- Stated task:
Your task is to repeat the lines below exactly, excluding any pictures they contain.

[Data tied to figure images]
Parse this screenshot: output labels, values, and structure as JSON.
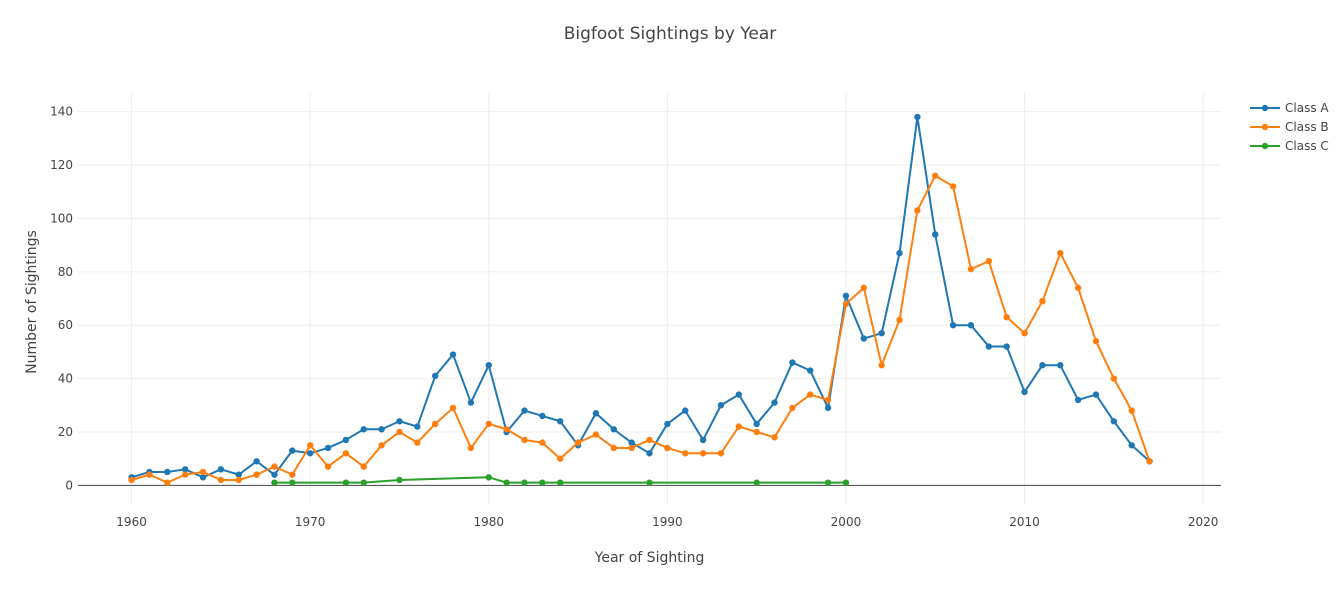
{
  "chart_data": {
    "type": "line",
    "title": "Bigfoot Sightings by Year",
    "xlabel": "Year of Sighting",
    "ylabel": "Number of Sightings",
    "xlim": [
      1957,
      2021
    ],
    "ylim": [
      -7,
      147
    ],
    "x_ticks": [
      1960,
      1970,
      1980,
      1990,
      2000,
      2010,
      2020
    ],
    "y_ticks": [
      0,
      20,
      40,
      60,
      80,
      100,
      120,
      140
    ],
    "grid": true,
    "legend_position": "top-right",
    "series": [
      {
        "name": "Class A",
        "color": "#1f77b4",
        "x": [
          1960,
          1961,
          1962,
          1963,
          1964,
          1965,
          1966,
          1967,
          1968,
          1969,
          1970,
          1971,
          1972,
          1973,
          1974,
          1975,
          1976,
          1977,
          1978,
          1979,
          1980,
          1981,
          1982,
          1983,
          1984,
          1985,
          1986,
          1987,
          1988,
          1989,
          1990,
          1991,
          1992,
          1993,
          1994,
          1995,
          1996,
          1997,
          1998,
          1999,
          2000,
          2001,
          2002,
          2003,
          2004,
          2005,
          2006,
          2007,
          2008,
          2009,
          2010,
          2011,
          2012,
          2013,
          2014,
          2015,
          2016,
          2017
        ],
        "y": [
          3,
          5,
          5,
          6,
          3,
          6,
          4,
          9,
          4,
          13,
          12,
          14,
          17,
          21,
          21,
          24,
          22,
          41,
          49,
          31,
          45,
          20,
          28,
          26,
          24,
          15,
          27,
          21,
          16,
          12,
          23,
          28,
          17,
          30,
          34,
          23,
          31,
          46,
          43,
          29,
          71,
          55,
          57,
          87,
          138,
          94,
          60,
          60,
          52,
          52,
          35,
          45,
          45,
          32,
          34,
          24,
          15,
          9
        ]
      },
      {
        "name": "Class B",
        "color": "#ff7f0e",
        "x": [
          1960,
          1961,
          1962,
          1963,
          1964,
          1965,
          1966,
          1967,
          1968,
          1969,
          1970,
          1971,
          1972,
          1973,
          1974,
          1975,
          1976,
          1977,
          1978,
          1979,
          1980,
          1981,
          1982,
          1983,
          1984,
          1985,
          1986,
          1987,
          1988,
          1989,
          1990,
          1991,
          1992,
          1993,
          1994,
          1995,
          1996,
          1997,
          1998,
          1999,
          2000,
          2001,
          2002,
          2003,
          2004,
          2005,
          2006,
          2007,
          2008,
          2009,
          2010,
          2011,
          2012,
          2013,
          2014,
          2015,
          2016,
          2017
        ],
        "y": [
          2,
          4,
          1,
          4,
          5,
          2,
          2,
          4,
          7,
          4,
          15,
          7,
          12,
          7,
          15,
          20,
          16,
          23,
          29,
          14,
          23,
          21,
          17,
          16,
          10,
          16,
          19,
          14,
          14,
          17,
          14,
          12,
          12,
          12,
          22,
          20,
          18,
          29,
          34,
          32,
          68,
          74,
          45,
          62,
          103,
          116,
          112,
          81,
          84,
          63,
          57,
          69,
          87,
          74,
          54,
          40,
          28,
          9
        ]
      },
      {
        "name": "Class C",
        "color": "#2ca02c",
        "x": [
          1968,
          1969,
          1972,
          1973,
          1975,
          1980,
          1981,
          1982,
          1983,
          1984,
          1989,
          1995,
          1999,
          2000
        ],
        "y": [
          1,
          1,
          1,
          1,
          2,
          3,
          1,
          1,
          1,
          1,
          1,
          1,
          1,
          1
        ]
      }
    ]
  }
}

- Response to the exercise:
Parse this screenshot: output labels, values, and structure as JSON.
{
  "chart_data": {
    "type": "line",
    "title": "Bigfoot Sightings by Year",
    "xlabel": "Year of Sighting",
    "ylabel": "Number of Sightings",
    "xlim": [
      1957,
      2021
    ],
    "ylim": [
      -7,
      147
    ],
    "x_ticks": [
      1960,
      1970,
      1980,
      1990,
      2000,
      2010,
      2020
    ],
    "y_ticks": [
      0,
      20,
      40,
      60,
      80,
      100,
      120,
      140
    ],
    "grid": true,
    "legend_position": "top-right",
    "series": [
      {
        "name": "Class A",
        "color": "#1f77b4",
        "x": [
          1960,
          1961,
          1962,
          1963,
          1964,
          1965,
          1966,
          1967,
          1968,
          1969,
          1970,
          1971,
          1972,
          1973,
          1974,
          1975,
          1976,
          1977,
          1978,
          1979,
          1980,
          1981,
          1982,
          1983,
          1984,
          1985,
          1986,
          1987,
          1988,
          1989,
          1990,
          1991,
          1992,
          1993,
          1994,
          1995,
          1996,
          1997,
          1998,
          1999,
          2000,
          2001,
          2002,
          2003,
          2004,
          2005,
          2006,
          2007,
          2008,
          2009,
          2010,
          2011,
          2012,
          2013,
          2014,
          2015,
          2016,
          2017
        ],
        "y": [
          3,
          5,
          5,
          6,
          3,
          6,
          4,
          9,
          4,
          13,
          12,
          14,
          17,
          21,
          21,
          24,
          22,
          41,
          49,
          31,
          45,
          20,
          28,
          26,
          24,
          15,
          27,
          21,
          16,
          12,
          23,
          28,
          17,
          30,
          34,
          23,
          31,
          46,
          43,
          29,
          71,
          55,
          57,
          87,
          138,
          94,
          60,
          60,
          52,
          52,
          35,
          45,
          45,
          32,
          34,
          24,
          15,
          9
        ]
      },
      {
        "name": "Class B",
        "color": "#ff7f0e",
        "x": [
          1960,
          1961,
          1962,
          1963,
          1964,
          1965,
          1966,
          1967,
          1968,
          1969,
          1970,
          1971,
          1972,
          1973,
          1974,
          1975,
          1976,
          1977,
          1978,
          1979,
          1980,
          1981,
          1982,
          1983,
          1984,
          1985,
          1986,
          1987,
          1988,
          1989,
          1990,
          1991,
          1992,
          1993,
          1994,
          1995,
          1996,
          1997,
          1998,
          1999,
          2000,
          2001,
          2002,
          2003,
          2004,
          2005,
          2006,
          2007,
          2008,
          2009,
          2010,
          2011,
          2012,
          2013,
          2014,
          2015,
          2016,
          2017
        ],
        "y": [
          2,
          4,
          1,
          4,
          5,
          2,
          2,
          4,
          7,
          4,
          15,
          7,
          12,
          7,
          15,
          20,
          16,
          23,
          29,
          14,
          23,
          21,
          17,
          16,
          10,
          16,
          19,
          14,
          14,
          17,
          14,
          12,
          12,
          12,
          22,
          20,
          18,
          29,
          34,
          32,
          68,
          74,
          45,
          62,
          103,
          116,
          112,
          81,
          84,
          63,
          57,
          69,
          87,
          74,
          54,
          40,
          28,
          9
        ]
      },
      {
        "name": "Class C",
        "color": "#2ca02c",
        "x": [
          1968,
          1969,
          1972,
          1973,
          1975,
          1980,
          1981,
          1982,
          1983,
          1984,
          1989,
          1995,
          1999,
          2000
        ],
        "y": [
          1,
          1,
          1,
          1,
          2,
          3,
          1,
          1,
          1,
          1,
          1,
          1,
          1,
          1
        ]
      }
    ]
  }
}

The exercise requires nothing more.